* START *

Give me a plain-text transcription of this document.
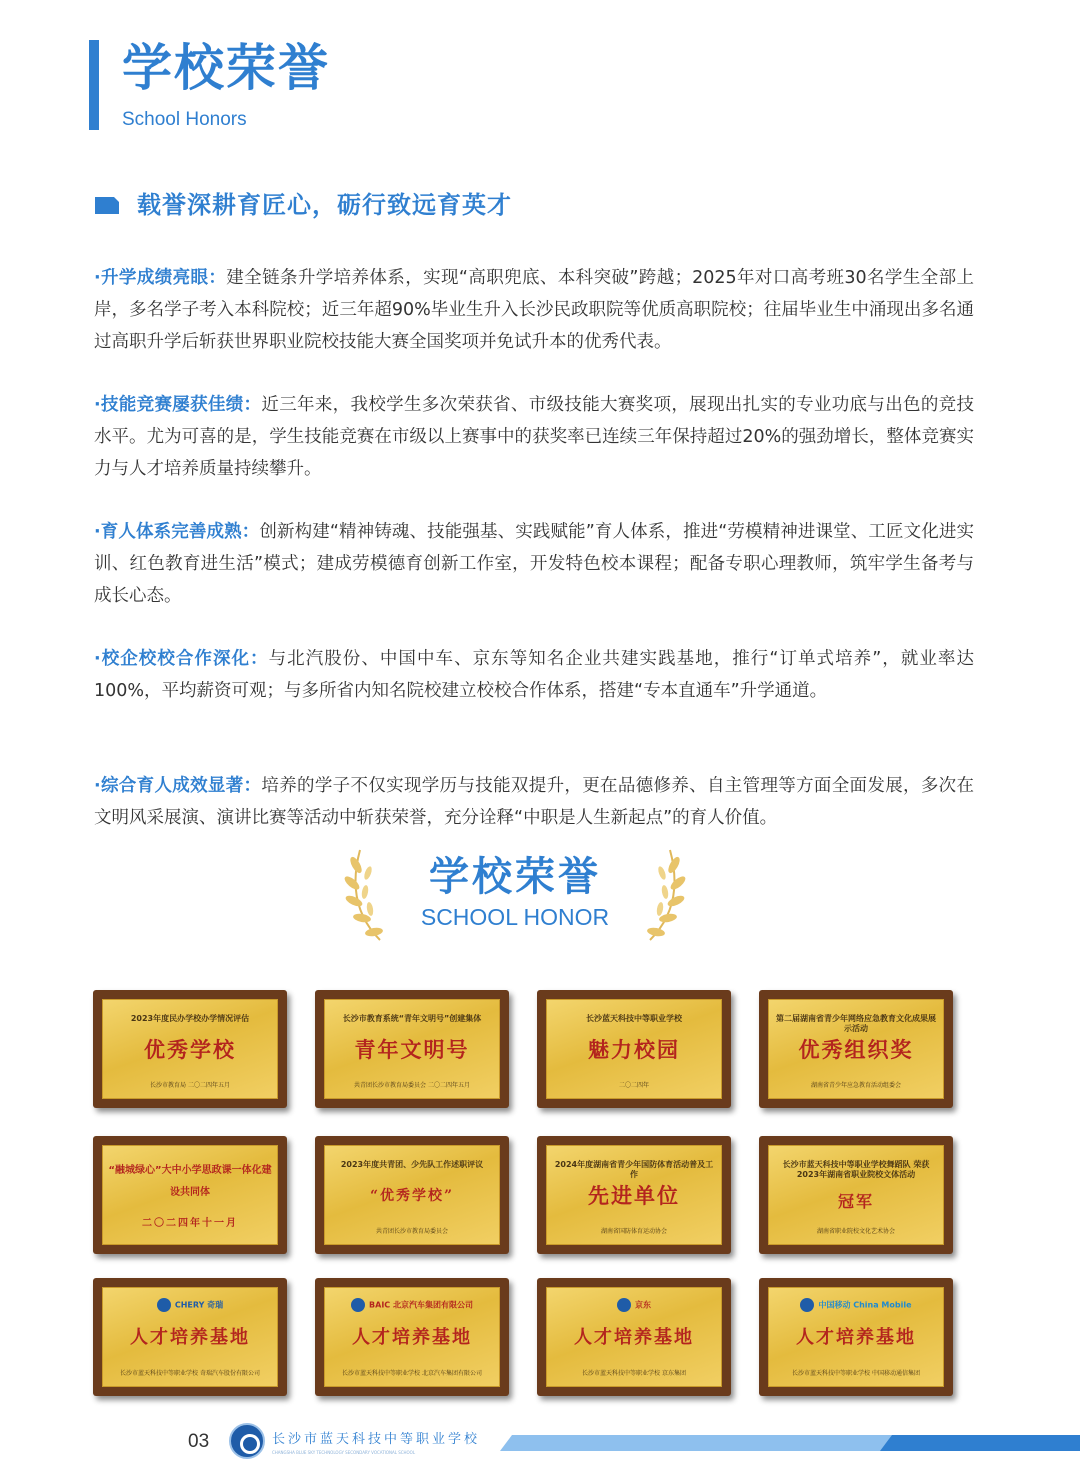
学校荣誉
School Honors
载誉深耕育匠心，砺行致远育英才

·升学成绩亮眼：建全链条升学培养体系，实现“高职兜底、本科突破”跨越；2025年对口高考班30名学生全部上岸，多名学子考入本科院校；近三年超90%毕业生升入长沙民政职院等优质高职院校；往届毕业生中涌现出多名通过高职升学后斩获世界职业院校技能大赛全国奖项并免试升本的优秀代表。

·技能竞赛屡获佳绩：近三年来，我校学生多次荣获省、市级技能大赛奖项，展现出扎实的专业功底与出色的竞技水平。尤为可喜的是，学生技能竞赛在市级以上赛事中的获奖率已连续三年保持超过20%的强劲增长，整体竞赛实力与人才培养质量持续攀升。

·育人体系完善成熟：创新构建“精神铸魂、技能强基、实践赋能”育人体系，推进“劳模精神进课堂、工匠文化进实训、红色教育进生活”模式；建成劳模德育创新工作室，开发特色校本课程；配备专职心理教师，筑牢学生备考与成长心态。

·校企校校合作深化：与北汽股份、中国中车、京东等知名企业共建实践基地，推行“订单式培养”，就业率达100%，平均薪资可观；与多所省内知名院校建立校校合作体系，搭建“专本直通车”升学通道。

·综合育人成效显著：培养的学子不仅实现学历与技能双提升，更在品德修养、自主管理等方面全面发展，多次在文明风采展演、演讲比赛等活动中斩获荣誉，充分诠释“中职是人生新起点”的育人价值。

学校荣誉
SCHOOL HONOR
2023年度民办学校办学情况评估
优秀学校
长沙市教育局 二〇二四年五月
长沙市教育系统“青年文明号”创建集体
青年文明号
共青团长沙市教育局委员会 二〇二四年五月
长沙蓝天科技中等职业学校
魅力校园
二〇二四年
第二届湖南省青少年网络应急教育文化成果展示活动
优秀组织奖
湖南省青少年应急教育活动组委会
“融城绿心”大中小学思政课一体化建设共同体
二〇二四年十一月
2023年度共青团、少先队工作述职评议
“优秀学校”
共青团长沙市教育局委员会
2024年度湖南省青少年国防体育活动普及工作
先进单位
湖南省国防体育运动协会
长沙市蓝天科技中等职业学校舞蹈队 荣获2023年湖南省职业院校文体活动
冠军
湖南省职业院校文化艺术协会
CHERY 奇瑞
人才培养基地
长沙市蓝天科技中等职业学校 奇瑞汽车股份有限公司
BAIC 北京汽车集团有限公司
人才培养基地
长沙市蓝天科技中等职业学校 北京汽车集团有限公司
京东
人才培养基地
长沙市蓝天科技中等职业学校 京东集团
中国移动 China Mobile
人才培养基地
长沙市蓝天科技中等职业学校 中国移动通信集团
03	长沙市蓝天科技中等职业学校
CHANGSHA BLUE SKY TECHNOLOGY SECONDARY VOCATIONAL SCHOOL
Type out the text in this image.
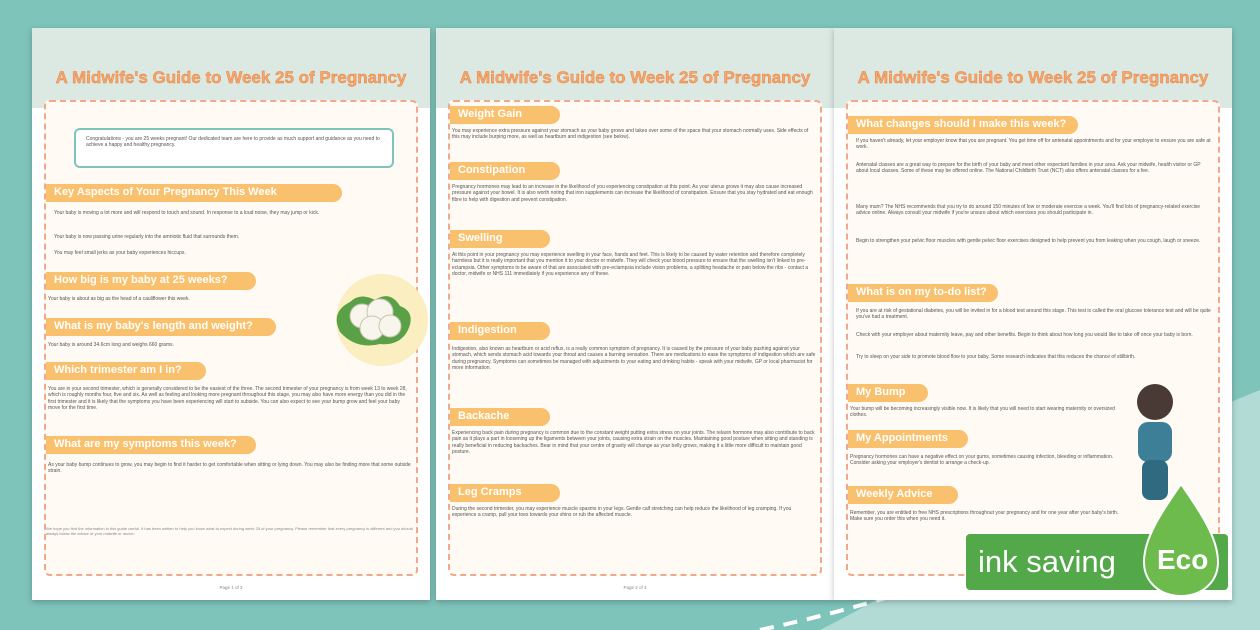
A Midwife's Guide to Week 25 of Pregnancy
Congratulations - you are 25 weeks pregnant! Our dedicated team are here to provide as much support and guidance as you need to achieve a happy and healthy pregnancy.
Key Aspects of Your Pregnancy This Week
Your baby is moving a lot more and will respond to touch and sound. In response to a loud noise, they may jump or kick.
Your baby is now passing urine regularly into the amniotic fluid that surrounds them.
You may feel small jerks as your baby experiences hiccups.
How big is my baby at 25 weeks?
Your baby is about as big as the head of a cauliflower this week.
What is my baby's length and weight?
Your baby is around 34.6cm long and weighs 660 grams.
Which trimester am I in?
You are in your second trimester, which is generally considered to be the easiest of the three. The second trimester of your pregnancy is from week 13 to week 28, which is roughly months four, five and six. As well as feeling and looking more pregnant throughout this stage, you may also have more energy than you did in the first trimester and it is likely that the symptoms you have been experiencing will start to subside. You can also expect to see your bump grow and feel your baby move for the first time.
What are my symptoms this week?
As your baby bump continues to grow, you may begin to find it harder to get comfortable when sitting or lying down. You may also be finding more that some outside strain.
We hope you find the information in this guide useful. It has been written to help you know what to expect during week 25 of your pregnancy. Please remember that every pregnancy is different and you should always follow the advice of your midwife or doctor.
Page 1 of 3
A Midwife's Guide to Week 25 of Pregnancy
Weight Gain
You may experience extra pressure against your stomach as your baby grows and takes over some of the space that your stomach normally uses. Side effects of this may include burping more, as well as heartburn and indigestion (see below).
Constipation
Pregnancy hormones may lead to an increase in the likelihood of you experiencing constipation at this point. As your uterus grows it may also cause increased pressure against your bowel. It is also worth noting that iron supplements can increase the likelihood of constipation. Ensure that you stay hydrated and eat enough fibre to help with digestion and prevent constipation.
Swelling
At this point in your pregnancy you may experience swelling in your face, hands and feet. This is likely to be caused by water retention and therefore completely harmless but it is really important that you mention it to your doctor or midwife. They will check your blood pressure to ensure that the swelling isn't linked to pre-eclampsia. Other symptoms to be aware of that are associated with pre-eclampsia include vision problems, a splitting headache or pain below the ribs - contact a doctor, midwife or NHS 111 immediately if you experience any of these.
Indigestion
Indigestion, also known as heartburn or acid reflux, is a really common symptom of pregnancy. It is caused by the pressure of your baby pushing against your stomach, which sends stomach acid towards your throat and causes a burning sensation. There are medications to ease the symptoms of indigestion which are safe during pregnancy. Symptoms can sometimes be managed with adjustments to your eating and drinking habits - speak with your midwife, GP or local pharmacist for more information.
Backache
Experiencing back pain during pregnancy is common due to the constant weight putting extra stress on your joints. The relaxin hormone may also contribute to back pain as it plays a part in loosening up the ligaments between your joints, causing extra strain on the muscles. Maintaining good posture when sitting and standing is really beneficial in reducing backaches. Bear in mind that your centre of gravity will change as your belly grows, making it a little more difficult to maintain good posture.
Leg Cramps
During the second trimester, you may experience muscle spasms in your legs. Gentle calf stretching can help reduce the likelihood of leg cramping. If you experience a cramp, pull your toes towards your shins or rub the affected muscle.
Page 2 of 3
A Midwife's Guide to Week 25 of Pregnancy
What changes should I make this week?
If you haven't already, let your employer know that you are pregnant. You get time off for antenatal appointments and for your employer to ensure you are safe at work.
Antenatal classes are a great way to prepare for the birth of your baby and meet other expectant families in your area. Ask your midwife, health visitor or GP about local classes. Some of these may be offered online. The National Childbirth Trust (NCT) also offers antenatal classes for a fee.
Many mum? The NHS recommends that you try to do around 150 minutes of low or moderate exercise a week. You'll find lots of pregnancy-related exercise advice online. Always consult your midwife if you're unsure about which exercises you should participate in.
Begin to strengthen your pelvic floor muscles with gentle pelvic floor exercises designed to help prevent you from leaking when you cough, laugh or sneeze.
What is on my to-do list?
If you are at risk of gestational diabetes, you will be invited in for a blood test around this stage. This test is called the oral glucose tolerance test and will be quite you've had a treatment.
Check with your employer about maternity leave, pay and other benefits. Begin to think about how long you would like to take off once your baby is born.
Try to sleep on your side to promote blood flow to your baby. Some research indicates that this reduces the chance of stillbirth.
My Bump
Your bump will be becoming increasingly visible now. It is likely that you will need to start wearing maternity or oversized clothes.
My Appointments
Pregnancy hormones can have a negative effect on your gums, sometimes causing infection, bleeding or inflammation. Consider asking your employer's dentist to arrange a check-up.
Weekly Advice
Remember, you are entitled to free NHS prescriptions throughout your pregnancy and for one year after your baby's birth. Make sure you order this when you need it.
ink saving Eco
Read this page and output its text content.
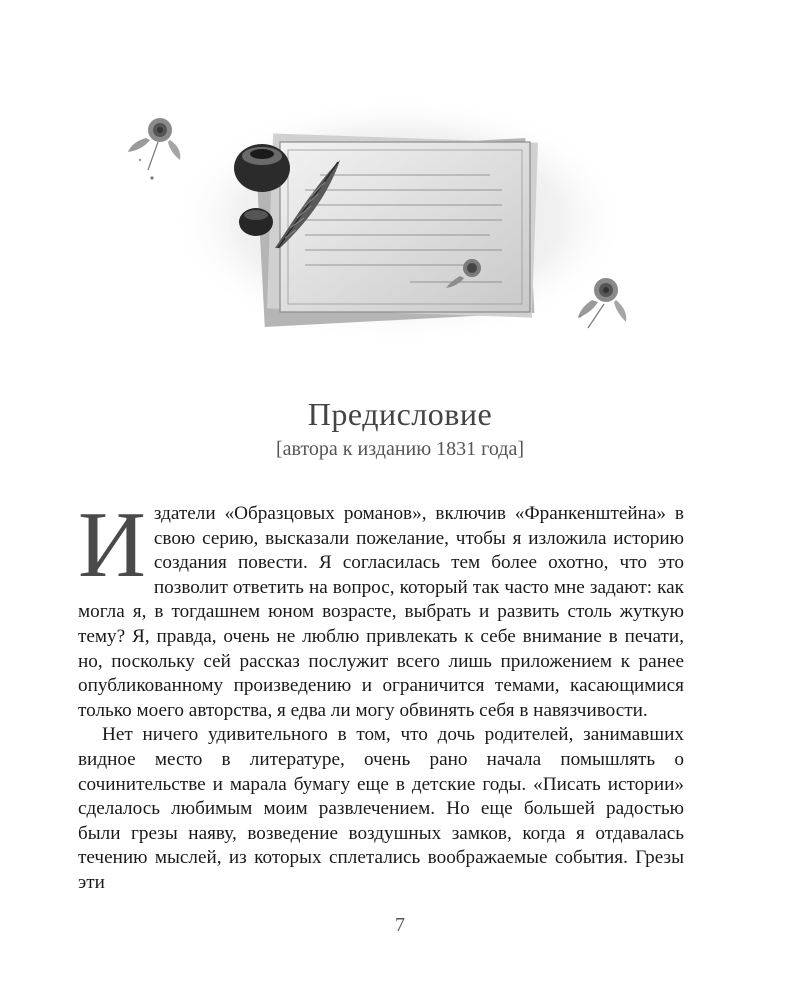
Предисловие
[автора к изданию 1831 года]

Издатели «Образцовых романов», включив «Франкенштейна» в свою серию, высказали пожелание, чтобы я изложила историю создания повести. Я согласилась тем более охотно, что это позволит ответить на вопрос, который так часто мне задают: как могла я, в тогдашнем юном возрасте, выбрать и развить столь жуткую тему? Я, правда, очень не люблю привлекать к себе внимание в печати, но, поскольку сей рассказ послужит всего лишь приложением к ранее опубликованному произведению и ограничится темами, касающимися только моего авторства, я едва ли могу обвинять себя в навязчивости.

Нет ничего удивительного в том, что дочь родителей, занимавших видное место в литературе, очень рано начала помышлять о сочинительстве и марала бумагу еще в детские годы. «Писать истории» сделалось любимым моим развлечением. Но еще большей радостью были грезы наяву, возведение воздушных замков, когда я отдавалась течению мыслей, из которых сплетались воображаемые события. Грезы эти

7
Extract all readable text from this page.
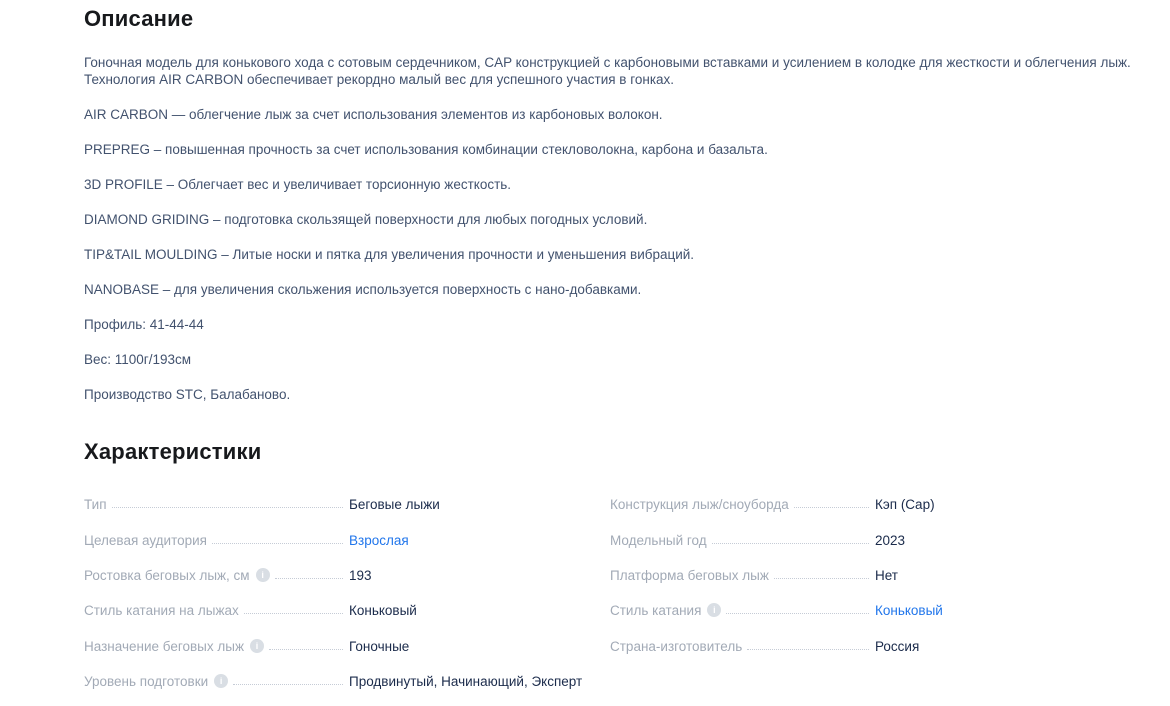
Описание

Гоночная модель для конькового хода с сотовым сердечником, CAP конструкцией с карбоновыми вставками и усилением в колодке для жесткости и облегчения лыж. Технология AIR CARBON обеспечивает рекордно малый вес для успешного участия в гонках.

AIR CARBON — облегчение лыж за счет использования элементов из карбоновых волокон.

PREPREG – повышенная прочность за счет использования комбинации стекловолокна, карбона и базальта.

3D PROFILE – Облегчает вес и увеличивает торсионную жесткость.

DIAMOND GRIDING – подготовка скользящей поверхности для любых погодных условий.

TIP&TAIL MOULDING – Литые носки и пятка для увеличения прочности и уменьшения вибраций.

NANOBASE – для увеличения скольжения используется поверхность с нано-добавками.

Профиль: 41-44-44

Вес: 1100г/193см

Производство STC, Балабаново.

Характеристики
Тип	Беговые лыжи
Целевая аудитория	Взрослая
Ростовка беговых лыж, см	i	193
Стиль катания на лыжах	Коньковый
Назначение беговых лыж	i	Гоночные
Уровень подготовки	i	Продвинутый, Начинающий, Эксперт
Конструкция лыж/сноуборда	Кэп (Cap)
Модельный год	2023
Платформа беговых лыж	Нет
Стиль катания	i	Коньковый
Страна-изготовитель	Россия
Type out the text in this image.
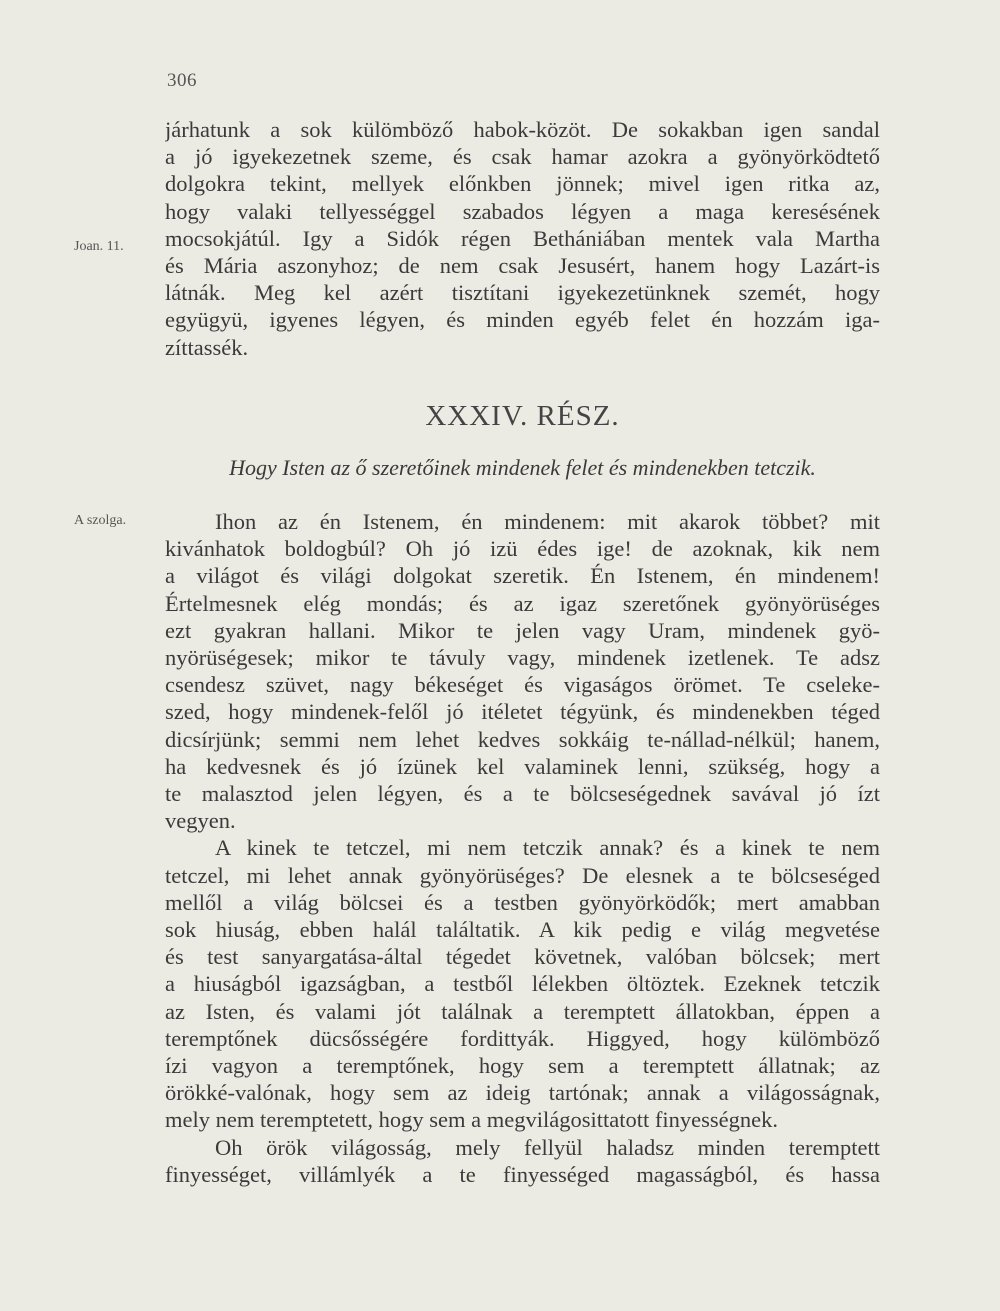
306
Joan. 11.
A szolga.
járhatunk a sok külömböző habok-közöt. De sokakban igen sandal
a jó igyekezetnek szeme, és csak hamar azokra a gyönyörködtető
dolgokra tekint, mellyek előnkben jönnek; mivel igen ritka az,
hogy valaki tellyességgel szabados légyen a maga keresésének
mocsokjátúl. Igy a Sidók régen Bethániában mentek vala Martha
és Mária aszonyhoz; de nem csak Jesusért, hanem hogy Lazárt-is
látnák. Meg kel azért tisztítani igyekezetünknek szemét, hogy
együgyü, igyenes légyen, és minden egyéb felet én hozzám iga-
zíttassék.
XXXIV. RÉSZ.
Hogy Isten az ő szeretőinek mindenek felet és mindenekben tetczik.
Ihon az én Istenem, én mindenem: mit akarok többet? mit
kivánhatok boldogbúl? Oh jó izü édes ige! de azoknak, kik nem
a világot és világi dolgokat szeretik. Én Istenem, én mindenem!
Értelmesnek elég mondás; és az igaz szeretőnek gyönyörüséges
ezt gyakran hallani. Mikor te jelen vagy Uram, mindenek gyö-
nyörüségesek; mikor te távuly vagy, mindenek izetlenek. Te adsz
csendesz szüvet, nagy békeséget és vigaságos örömet. Te cseleke-
szed, hogy mindenek-felől jó itéletet tégyünk, és mindenekben téged
dicsírjünk; semmi nem lehet kedves sokkáig te-nállad-nélkül; hanem,
ha kedvesnek és jó ízünek kel valaminek lenni, szükség, hogy a
te malasztod jelen légyen, és a te bölcseségednek savával jó ízt
vegyen.
A kinek te tetczel, mi nem tetczik annak? és a kinek te nem
tetczel, mi lehet annak gyönyörüséges? De elesnek a te bölcseséged
mellől a világ bölcsei és a testben gyönyörködők; mert amabban
sok hiuság, ebben halál találtatik. A kik pedig e világ megvetése
és test sanyargatása-által tégedet követnek, valóban bölcsek; mert
a hiuságból igazságban, a testből lélekben öltöztek. Ezeknek tetczik
az Isten, és valami jót találnak a teremptett állatokban, éppen a
teremptőnek dücsősségére fordittyák. Higgyed, hogy külömböző
ízi vagyon a teremptőnek, hogy sem a teremptett állatnak; az
örökké-valónak, hogy sem az ideig tartónak; annak a világosságnak,
mely nem teremptetett, hogy sem a megvilágosittatott finyességnek.
Oh örök világosság, mely fellyül haladsz minden teremptett
finyességet, villámlyék a te finyességed magasságból, és hassa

* END *

Using the entries above, return each line that includes the word "беговых".

Answer for the task:
Ростовка беговых лыж, см	i	193
Назначение беговых лыж	i	Гоночные
Платформа беговых лыж	Нет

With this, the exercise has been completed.